## STATED TASK 1
According to the jury instructions, who carries the burden of proving every element of the charge, and to what standard?

## TEXT SEGMENT

## Begin

Members of the jury, it is now my duty to instruct you on the law that applies to this case. A copy of these instructions will be available in the jury room for you to consult as necessary. These instructions fall into several parts. The first part will address guidelines for evaluating the evidence, the burden of proof, and related matters.

2.

It is your duty to find the facts from all the evidence in the case. To those facts you must apply the law as I give it to you. You must follow the law in my instructions whether you agree with the law or not. You must not be influenced by any personal likes or dislikes, opinions, prejudices or sympathy. That means that you must decide the case fairly on the evidence and the law. You will recall that you took an oath promising to do so at the beginning of the case.

3.

You must follow all of the instructions and not single out some and ignore others; they are all equally important. You must not read into these instructions or into anything the Court may have said or done as suggesting what verdict you should return — that matter is entirely up to you.

4.

The charge against the accused is not evidence. The accused has pleaded not guilty to the charge. He is presumed to be innocent and does not have to testify or present any evidence to prove his innocence. Unless otherwise stated, the government has the burden of proving every element of the charge here beyond a reasonable doubt. Anytime I say in these instructions that the government has the burden of proof, it means proof beyond a reasonable doubt.

5.

## End

## MATERIAL FOR THIS TASK
## Begin

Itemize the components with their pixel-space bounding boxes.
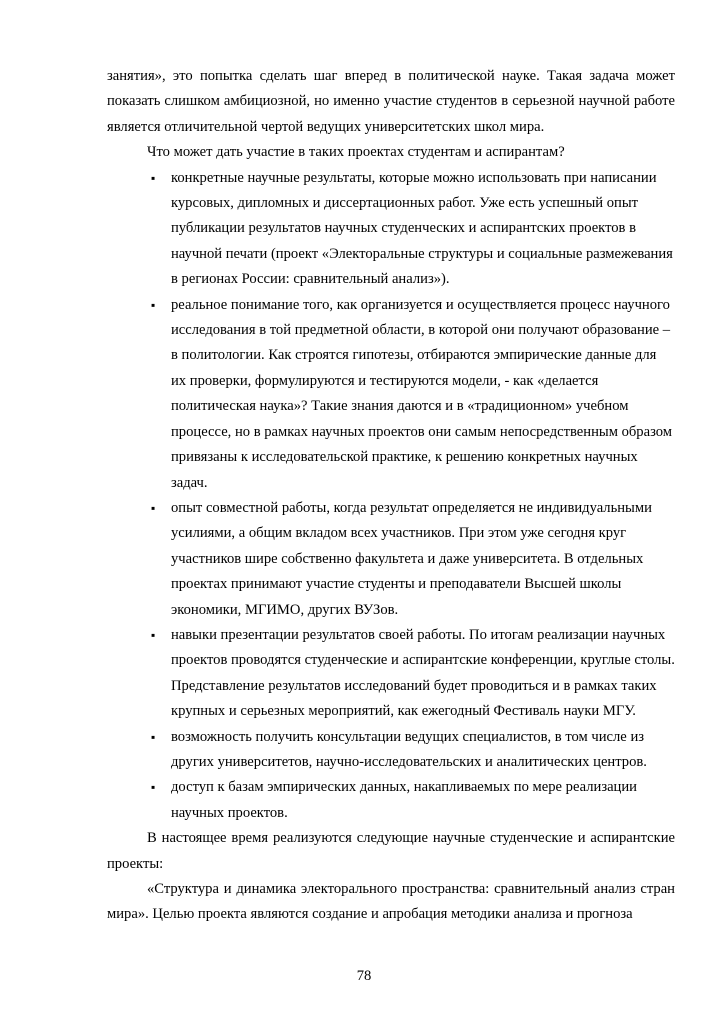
paragraph-current-projects: В настоящее время реализуются следующие научные студенческие и аспирантские проекты: (107, 830, 675, 872)
list-item-text: опыт совместной работы, когда результат определяется не индивидуальными усилиями, а общим вкладом всех участников. При этом уже сегодня круг участников шире собственно факультета и даже университета. В отдельных проектах принимают участие студенты и преподаватели Высшей школы экономики, МГИМО, других ВУЗов. (171, 499, 652, 618)
list-item (107, 725, 675, 776)
list-item-text: возможность получить консультации ведущих специалистов, в том числе из других университетов, научно-исследовательских и аналитических центров. (171, 728, 647, 770)
list-item (107, 623, 675, 725)
list-item-text: реальное понимание того, как организуется и осуществляется процесс научного исследования в той предметной области, в которой они получают образование – в политологии. Как строятся гипотезы, отбираются эмпирические данные для их проверки, формулируются и тестируются модели, - как «делается политическая наука»? Такие знания даются и в «традиционном» учебном процессе, но в рамках научных проектов они самым непосредственным образом привязаны к исследовательской практике, к решению конкретных научных задач. (171, 296, 673, 491)
page-number: 78 (356, 968, 372, 984)
paragraph-intro: занятия», это попытка сделать шаг вперед в политической науке. Такая задача может показать слишком амбициозной, но именно участие студентов в серьезной научной работе является отличительной чертой ведущих университетских школ мира. (107, 68, 675, 135)
bullet-list (107, 166, 675, 827)
list-item (107, 496, 675, 623)
square-bullet-icon: ▪ (151, 500, 156, 515)
square-bullet-icon: ▪ (151, 729, 156, 744)
square-bullet-icon: ▪ (151, 780, 156, 795)
paragraph-project-description: «Структура и динамика электорального пространства: сравнительный анализ стран мира». Целью проекта являются создание и апробация методики анализа и прогноза (107, 881, 675, 923)
list-item (107, 166, 675, 293)
square-bullet-icon: ▪ (151, 170, 156, 185)
document-page (107, 64, 675, 928)
list-item-text: навыки презентации результатов своей работы. По итогам реализации научных проектов проводятся студенческие и аспирантские конференции, круглые столы. Представление результатов исследований будет проводиться и в рамках таких крупных и серьезных мероприятий, как ежегодный Фестиваль науки МГУ. (171, 626, 675, 720)
list-item (107, 775, 675, 826)
list-item-text: конкретные научные результаты, которые можно использовать при написании курсовых, дипломных и диссертационных работ. Уже есть успешный опыт публикации результатов научных студенческих и аспирантских проектов в научной печати (проект «Электоральные структуры и социальные размежевания в регионах России: сравнительный анализ»). (171, 169, 673, 288)
square-bullet-icon: ▪ (151, 297, 156, 312)
square-bullet-icon: ▪ (151, 627, 156, 642)
paragraph-question: Что может дать участие в таких проектах студентам и аспирантам? (147, 144, 565, 161)
list-item-text: доступ к базам эмпирических данных, накапливаемых по мере реализации научных проектов. (171, 779, 637, 821)
list-item (107, 293, 675, 496)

## End

## STATED TASK 2
In the listing, begin at the line that has "paragraph-current-projects: В настоящее" and stop after the line that has "list-item (107, 623, 675, 725)". Return only those lines, with "консультации" changed to "рекомендации" and everything else left as it is.

## EXPECTED ANSWER 1
The government, beyond a reasonable doubt.

## EXPECTED ANSWER 2
paragraph-current-projects: В настоящее время реализуются следующие научные студенческие и аспирантские проекты: (107, 830, 675, 872)
list-item-text: опыт совместной работы, когда результат определяется не индивидуальными усилиями, а общим вкладом всех участников. При этом уже сегодня круг участников шире собственно факультета и даже университета. В отдельных проектах принимают участие студенты и преподаватели Высшей школы экономики, МГИМО, других ВУЗов. (171, 499, 652, 618)
list-item (107, 725, 675, 776)
list-item-text: возможность получить рекомендации ведущих специалистов, в том числе из других университетов, научно-исследовательских и аналитических центров. (171, 728, 647, 770)
list-item (107, 623, 675, 725)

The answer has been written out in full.